◆ WHAT YOU NEED TO DO
Filter the data for lines with the word "sein", then copy every line so identified.

——————————

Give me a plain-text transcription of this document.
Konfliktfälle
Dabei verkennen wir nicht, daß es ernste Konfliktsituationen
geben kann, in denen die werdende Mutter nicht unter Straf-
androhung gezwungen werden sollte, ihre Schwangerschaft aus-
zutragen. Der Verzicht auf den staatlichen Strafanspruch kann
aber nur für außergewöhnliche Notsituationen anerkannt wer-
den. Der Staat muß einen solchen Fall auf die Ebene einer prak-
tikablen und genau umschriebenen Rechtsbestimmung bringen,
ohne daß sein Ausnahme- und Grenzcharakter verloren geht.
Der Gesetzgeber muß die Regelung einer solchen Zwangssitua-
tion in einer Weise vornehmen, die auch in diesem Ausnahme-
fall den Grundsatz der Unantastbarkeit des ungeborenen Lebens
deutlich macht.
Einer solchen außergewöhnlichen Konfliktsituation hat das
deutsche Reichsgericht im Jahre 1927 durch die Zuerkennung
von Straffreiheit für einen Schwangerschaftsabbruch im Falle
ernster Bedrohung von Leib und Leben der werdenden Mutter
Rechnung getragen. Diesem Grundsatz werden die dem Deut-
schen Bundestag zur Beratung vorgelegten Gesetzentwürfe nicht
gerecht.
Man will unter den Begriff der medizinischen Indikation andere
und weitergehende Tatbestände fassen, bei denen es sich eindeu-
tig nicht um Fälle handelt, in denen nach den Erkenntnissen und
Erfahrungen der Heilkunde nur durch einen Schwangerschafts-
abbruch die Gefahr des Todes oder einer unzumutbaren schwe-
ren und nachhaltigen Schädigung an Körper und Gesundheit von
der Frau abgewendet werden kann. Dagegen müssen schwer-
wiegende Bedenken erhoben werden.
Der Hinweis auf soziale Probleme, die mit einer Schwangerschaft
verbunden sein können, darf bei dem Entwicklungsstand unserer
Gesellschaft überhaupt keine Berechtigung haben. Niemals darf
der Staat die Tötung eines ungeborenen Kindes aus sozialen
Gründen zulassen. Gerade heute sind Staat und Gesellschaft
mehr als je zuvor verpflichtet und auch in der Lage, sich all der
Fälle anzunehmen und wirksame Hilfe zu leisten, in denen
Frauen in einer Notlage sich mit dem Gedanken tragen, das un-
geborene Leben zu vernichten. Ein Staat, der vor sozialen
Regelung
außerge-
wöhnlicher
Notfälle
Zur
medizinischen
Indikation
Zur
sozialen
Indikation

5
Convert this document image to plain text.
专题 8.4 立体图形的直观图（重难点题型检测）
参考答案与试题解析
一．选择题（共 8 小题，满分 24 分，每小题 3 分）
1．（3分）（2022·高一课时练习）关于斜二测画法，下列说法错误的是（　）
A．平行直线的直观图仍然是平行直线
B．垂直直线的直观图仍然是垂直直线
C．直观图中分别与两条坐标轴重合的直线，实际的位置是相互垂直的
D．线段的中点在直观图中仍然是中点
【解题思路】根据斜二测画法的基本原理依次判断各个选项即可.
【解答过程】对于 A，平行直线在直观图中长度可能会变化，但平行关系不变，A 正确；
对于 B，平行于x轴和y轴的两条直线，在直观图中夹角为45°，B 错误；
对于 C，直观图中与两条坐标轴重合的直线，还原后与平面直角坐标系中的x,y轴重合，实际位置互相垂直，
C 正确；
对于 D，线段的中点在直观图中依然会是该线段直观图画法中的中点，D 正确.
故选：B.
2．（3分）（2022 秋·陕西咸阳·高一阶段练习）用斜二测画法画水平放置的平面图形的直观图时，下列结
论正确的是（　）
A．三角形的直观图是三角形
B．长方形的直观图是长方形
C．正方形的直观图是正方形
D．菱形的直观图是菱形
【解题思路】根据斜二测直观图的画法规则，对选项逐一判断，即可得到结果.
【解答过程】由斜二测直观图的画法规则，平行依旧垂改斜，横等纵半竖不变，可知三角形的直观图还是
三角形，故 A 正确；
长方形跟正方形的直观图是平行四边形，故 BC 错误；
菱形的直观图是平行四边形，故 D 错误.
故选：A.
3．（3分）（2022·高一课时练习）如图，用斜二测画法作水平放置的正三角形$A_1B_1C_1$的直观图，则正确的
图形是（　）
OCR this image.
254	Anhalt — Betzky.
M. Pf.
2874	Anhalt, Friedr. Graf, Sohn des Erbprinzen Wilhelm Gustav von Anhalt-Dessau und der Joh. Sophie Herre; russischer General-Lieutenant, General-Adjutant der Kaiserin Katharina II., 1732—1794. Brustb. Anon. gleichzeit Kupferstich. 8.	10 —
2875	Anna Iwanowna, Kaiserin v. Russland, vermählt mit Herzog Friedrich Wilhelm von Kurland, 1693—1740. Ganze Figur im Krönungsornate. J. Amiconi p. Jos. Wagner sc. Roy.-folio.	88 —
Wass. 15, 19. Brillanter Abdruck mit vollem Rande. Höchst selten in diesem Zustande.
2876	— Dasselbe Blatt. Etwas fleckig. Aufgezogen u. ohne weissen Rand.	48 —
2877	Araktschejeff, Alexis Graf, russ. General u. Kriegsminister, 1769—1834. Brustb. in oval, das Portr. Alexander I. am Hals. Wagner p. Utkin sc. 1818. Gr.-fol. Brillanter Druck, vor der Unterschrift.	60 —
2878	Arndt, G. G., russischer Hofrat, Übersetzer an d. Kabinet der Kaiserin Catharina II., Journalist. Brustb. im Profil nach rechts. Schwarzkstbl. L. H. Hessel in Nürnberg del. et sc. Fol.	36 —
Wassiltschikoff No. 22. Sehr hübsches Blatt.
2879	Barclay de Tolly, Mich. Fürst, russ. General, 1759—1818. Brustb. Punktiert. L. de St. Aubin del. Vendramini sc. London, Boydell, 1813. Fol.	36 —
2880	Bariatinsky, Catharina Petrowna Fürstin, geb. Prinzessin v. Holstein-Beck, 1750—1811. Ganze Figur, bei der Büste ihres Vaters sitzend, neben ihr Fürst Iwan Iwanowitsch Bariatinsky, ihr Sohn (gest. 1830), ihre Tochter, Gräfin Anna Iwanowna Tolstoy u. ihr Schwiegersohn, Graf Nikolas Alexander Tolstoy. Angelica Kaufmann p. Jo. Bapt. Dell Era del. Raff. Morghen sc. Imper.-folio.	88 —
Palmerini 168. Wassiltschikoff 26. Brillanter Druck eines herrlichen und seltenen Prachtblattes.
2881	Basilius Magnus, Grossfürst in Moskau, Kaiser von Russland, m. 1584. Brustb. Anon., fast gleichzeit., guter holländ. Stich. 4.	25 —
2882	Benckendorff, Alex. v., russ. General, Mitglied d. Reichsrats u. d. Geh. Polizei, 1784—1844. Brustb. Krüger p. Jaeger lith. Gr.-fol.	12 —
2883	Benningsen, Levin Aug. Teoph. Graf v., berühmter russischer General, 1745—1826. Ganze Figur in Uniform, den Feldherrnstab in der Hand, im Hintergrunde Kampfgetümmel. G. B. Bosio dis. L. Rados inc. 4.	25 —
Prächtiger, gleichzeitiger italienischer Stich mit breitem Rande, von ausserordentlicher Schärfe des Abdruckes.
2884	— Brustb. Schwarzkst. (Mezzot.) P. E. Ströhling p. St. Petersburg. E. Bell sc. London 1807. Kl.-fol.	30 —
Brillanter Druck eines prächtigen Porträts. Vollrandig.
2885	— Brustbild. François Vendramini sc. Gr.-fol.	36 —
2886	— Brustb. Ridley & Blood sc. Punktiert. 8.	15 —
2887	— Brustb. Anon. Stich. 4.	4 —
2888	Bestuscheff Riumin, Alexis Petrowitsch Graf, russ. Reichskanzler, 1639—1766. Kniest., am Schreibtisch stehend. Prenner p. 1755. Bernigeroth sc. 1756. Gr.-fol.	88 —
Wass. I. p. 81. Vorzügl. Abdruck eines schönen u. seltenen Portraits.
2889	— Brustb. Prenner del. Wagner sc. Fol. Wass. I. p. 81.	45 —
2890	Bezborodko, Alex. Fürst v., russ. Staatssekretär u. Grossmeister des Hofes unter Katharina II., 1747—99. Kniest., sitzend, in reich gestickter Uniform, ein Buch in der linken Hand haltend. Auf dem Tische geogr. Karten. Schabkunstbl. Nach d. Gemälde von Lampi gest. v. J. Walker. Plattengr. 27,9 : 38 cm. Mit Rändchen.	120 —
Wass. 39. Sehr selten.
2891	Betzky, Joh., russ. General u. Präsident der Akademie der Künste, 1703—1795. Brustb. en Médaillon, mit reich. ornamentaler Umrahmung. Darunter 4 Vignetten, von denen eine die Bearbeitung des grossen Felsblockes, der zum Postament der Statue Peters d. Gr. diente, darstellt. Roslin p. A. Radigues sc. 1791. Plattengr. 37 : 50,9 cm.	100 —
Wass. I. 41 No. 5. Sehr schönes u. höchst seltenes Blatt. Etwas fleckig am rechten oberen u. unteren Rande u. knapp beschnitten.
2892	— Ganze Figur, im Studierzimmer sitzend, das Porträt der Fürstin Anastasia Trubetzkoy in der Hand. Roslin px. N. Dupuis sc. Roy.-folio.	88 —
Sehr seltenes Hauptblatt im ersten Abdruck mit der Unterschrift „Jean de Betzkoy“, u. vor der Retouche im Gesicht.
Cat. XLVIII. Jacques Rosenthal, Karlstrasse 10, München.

——————————

◆ RESULT
ohne daß sein Ausnahme- und Grenzcharakter verloren geht.
verbunden sein können, darf bei dem Entwicklungsstand unserer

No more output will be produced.